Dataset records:
== == ==
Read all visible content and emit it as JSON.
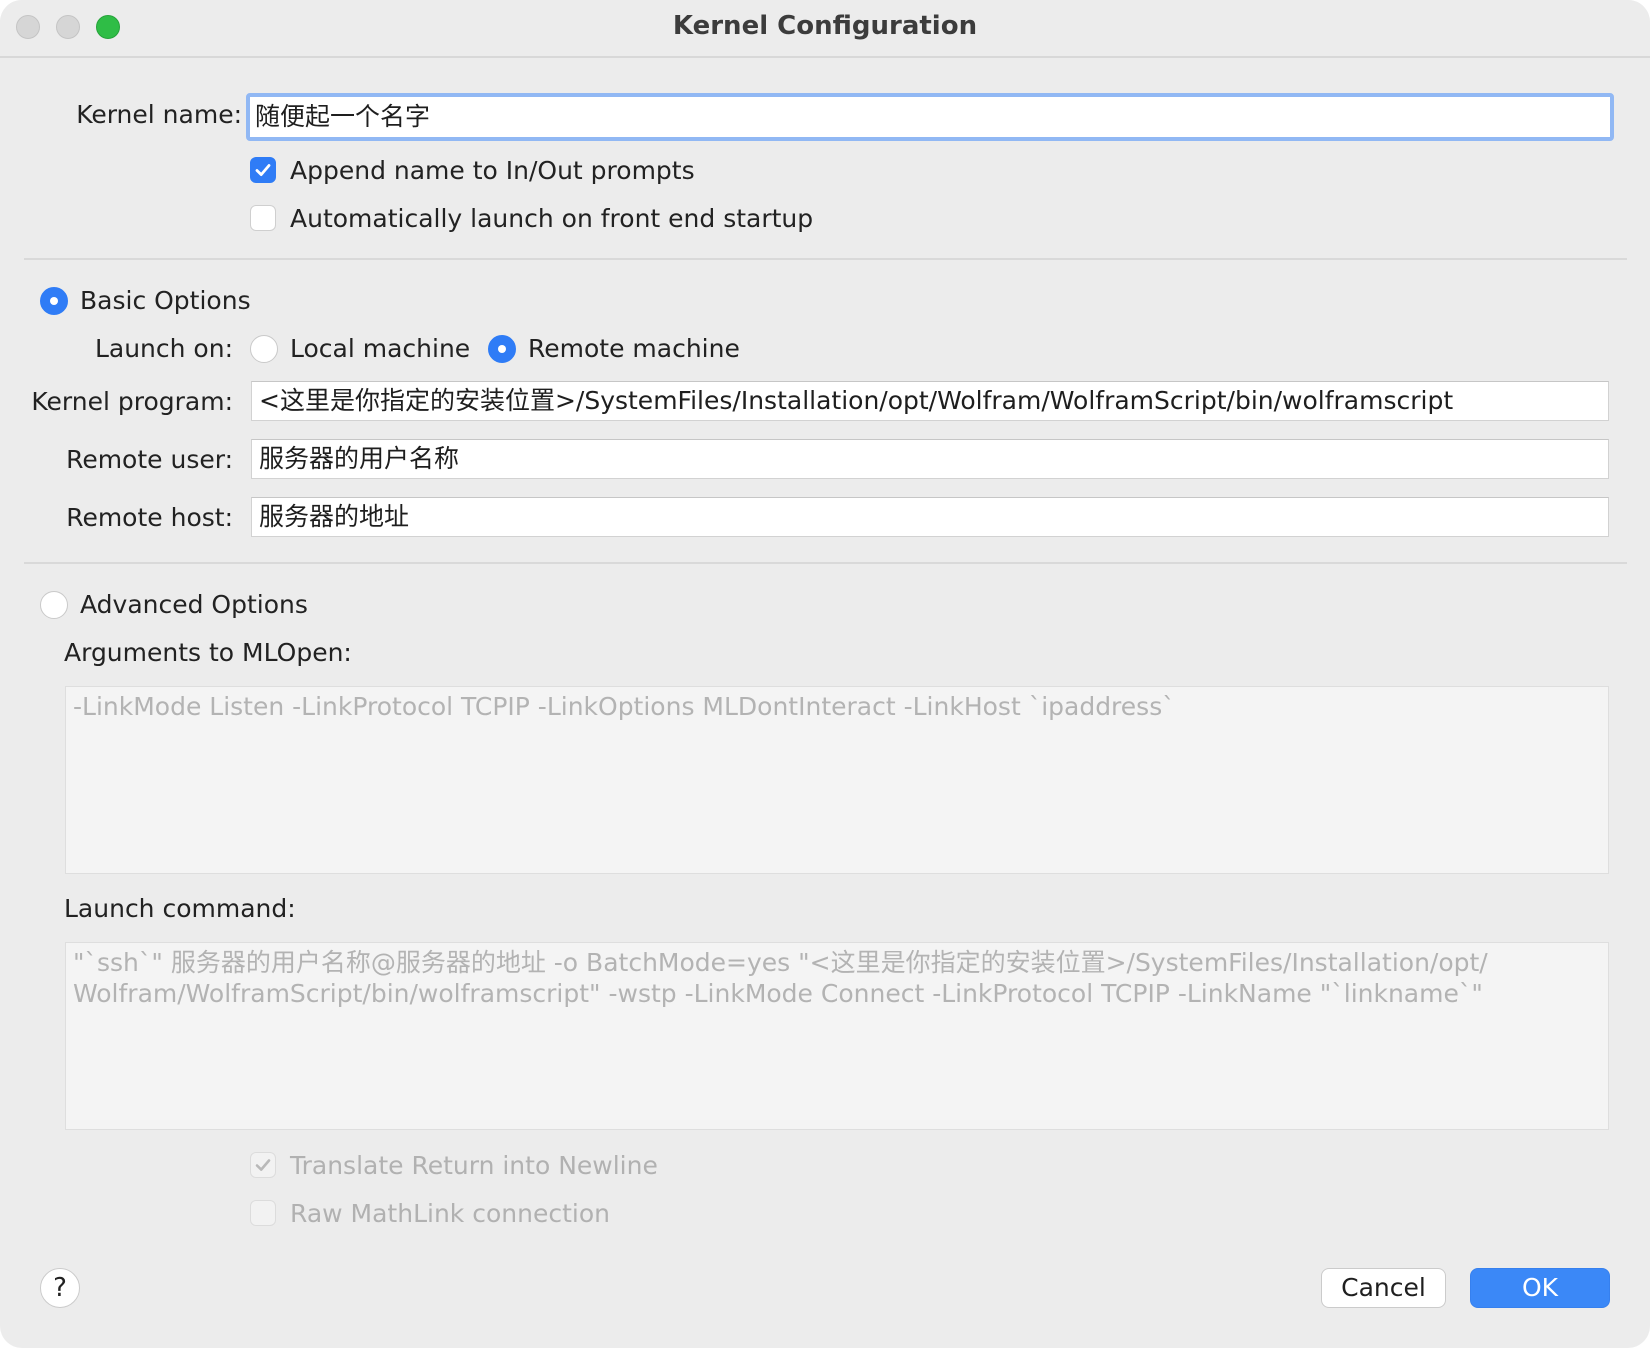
{
  "window": {
    "title": "Kernel Configuration"
  },
  "kernel_name": {
    "label": "Kernel name:",
    "value": "随便起一个名字"
  },
  "options": {
    "append_name": {
      "label": "Append name to In/Out prompts",
      "checked": true
    },
    "auto_launch": {
      "label": "Automatically launch on front end startup",
      "checked": false
    }
  },
  "basic": {
    "label": "Basic Options",
    "selected": true,
    "launch_on_label": "Launch on:",
    "local_label": "Local machine",
    "remote_label": "Remote machine",
    "launch_on_selected": "Remote machine",
    "kernel_program_label": "Kernel program:",
    "kernel_program_value": "<这里是你指定的安装位置>/SystemFiles/Installation/opt/Wolfram/WolframScript/bin/wolframscript",
    "remote_user_label": "Remote user:",
    "remote_user_value": "服务器的用户名称",
    "remote_host_label": "Remote host:",
    "remote_host_value": "服务器的地址"
  },
  "advanced": {
    "label": "Advanced Options",
    "selected": false,
    "mlopen_label": "Arguments to MLOpen:",
    "mlopen_value": "-LinkMode Listen -LinkProtocol TCPIP -LinkOptions MLDontInteract -LinkHost `ipaddress`",
    "launch_command_label": "Launch command:",
    "launch_command_line1": "\"`ssh`\" 服务器的用户名称@服务器的地址 -o BatchMode=yes \"<这里是你指定的安装位置>/SystemFiles/Installation/opt/",
    "launch_command_line2": "Wolfram/WolframScript/bin/wolframscript\" -wstp -LinkMode Connect -LinkProtocol TCPIP -LinkName \"`linkname`\"",
    "translate_return": {
      "label": "Translate Return into Newline",
      "checked": true,
      "enabled": false
    },
    "raw_mathlink": {
      "label": "Raw MathLink connection",
      "checked": false,
      "enabled": false
    }
  },
  "buttons": {
    "help": "?",
    "cancel": "Cancel",
    "ok": "OK"
  },
  "colors": {
    "accent": "#2f7cf6",
    "ok_button": "#3b88f7",
    "window_bg": "#ececec",
    "focus_ring": "#91b8f4"
  }
}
== == ==
▸ Given task: Except for the pictures, reproduce every line exactly.

▸ Response to the task:
Read all visible content and emit it as JSON.
{
  "window": {
    "title": "Kernel Configuration"
  },
  "kernel_name": {
    "label": "Kernel name:",
    "value": "随便起一个名字"
  },
  "options": {
    "append_name": {
      "label": "Append name to In/Out prompts",
      "checked": true
    },
    "auto_launch": {
      "label": "Automatically launch on front end startup",
      "checked": false
    }
  },
  "basic": {
    "label": "Basic Options",
    "selected": true,
    "launch_on_label": "Launch on:",
    "local_label": "Local machine",
    "remote_label": "Remote machine",
    "launch_on_selected": "Remote machine",
    "kernel_program_label": "Kernel program:",
    "kernel_program_value": "<这里是你指定的安装位置>/SystemFiles/Installation/opt/Wolfram/WolframScript/bin/wolframscript",
    "remote_user_label": "Remote user:",
    "remote_user_value": "服务器的用户名称",
    "remote_host_label": "Remote host:",
    "remote_host_value": "服务器的地址"
  },
  "advanced": {
    "label": "Advanced Options",
    "selected": false,
    "mlopen_label": "Arguments to MLOpen:",
    "mlopen_value": "-LinkMode Listen -LinkProtocol TCPIP -LinkOptions MLDontInteract -LinkHost `ipaddress`",
    "launch_command_label": "Launch command:",
    "launch_command_line1": "\"`ssh`\" 服务器的用户名称@服务器的地址 -o BatchMode=yes \"<这里是你指定的安装位置>/SystemFiles/Installation/opt/",
    "launch_command_line2": "Wolfram/WolframScript/bin/wolframscript\" -wstp -LinkMode Connect -LinkProtocol TCPIP -LinkName \"`linkname`\"",
    "translate_return": {
      "label": "Translate Return into Newline",
      "checked": true,
      "enabled": false
    },
    "raw_mathlink": {
      "label": "Raw MathLink connection",
      "checked": false,
      "enabled": false
    }
  },
  "buttons": {
    "help": "?",
    "cancel": "Cancel",
    "ok": "OK"
  },
  "colors": {
    "accent": "#2f7cf6",
    "ok_button": "#3b88f7",
    "window_bg": "#ececec",
    "focus_ring": "#91b8f4"
  }
}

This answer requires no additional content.